• **Task to complete**
In the Bible study on the woman at the well, what time of day does the Samaritan woman come to draw water?

• **Excerpt provided**
A Complete Bible Study on the Woman at the Well

By Joshua Andreasen | Founder of Unforsaken

John gives us a real-life look at how Jesus deals with people who are tangled up in sin, shame, and confusion, and how He brings them into the light without crushing them. The encounter at the well, recorded in John 4:1-42, is not just about a conversation. It is about Jesus going after someone others would have written off, and it shows what saving faith looks like when it starts taking root.

Jesus went through Samaria

At the start of John 4, Jesus leaves Judea and heads back toward Galilee. On paper, that is just travel. In real life, it was loaded. Many Jews avoided Samaria because of deep hostility between Jews and Samaritans. That bad blood went back centuries, tied up with mixed ancestry, rival temples, and competing claims about the right place to worship.

John says Jesus needed to go through Samaria. That word needed is worth slowing down for. John is not saying Jesus got boxed in by geography. He is telling you Jesus had a purpose. He is walking straight toward an appointment the Father has already set.

But He needed to go through Samaria. (John 4:4)

One small thing a reader can miss: John has already shown Jesus dealing with a respected religious leader at night in John 3. Now John shows Jesus dealing with a morally broken outsider at midday in John 4. Same Savior, same offer of life, two very different people. John is teaching you who Jesus saves, and how wide His reach really is.

The well at noon

Jesus sits down by Jacob’s well, tired from the journey, and a Samaritan woman comes to draw water around the sixth hour, about noon. That timing is a quiet detail that speaks loudly. In that culture, women usually drew water in the cooler parts of the day, and often in groups. Coming alone at noon points to someone who does not want company. The text does not spell out her feelings yet, but the setting hints at a woman living under a cloud.

And Jesus is already there. He is not rushing in late and catching her by accident. He is seated at the one place she has to come, at the hour she chose because she was trying to avoid people. God’s timing is often like that: steady, unhurried, and exact.

• **Data block**
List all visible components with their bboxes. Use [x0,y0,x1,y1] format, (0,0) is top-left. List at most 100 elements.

• **Complete answer**
Around the sixth hour, about noon.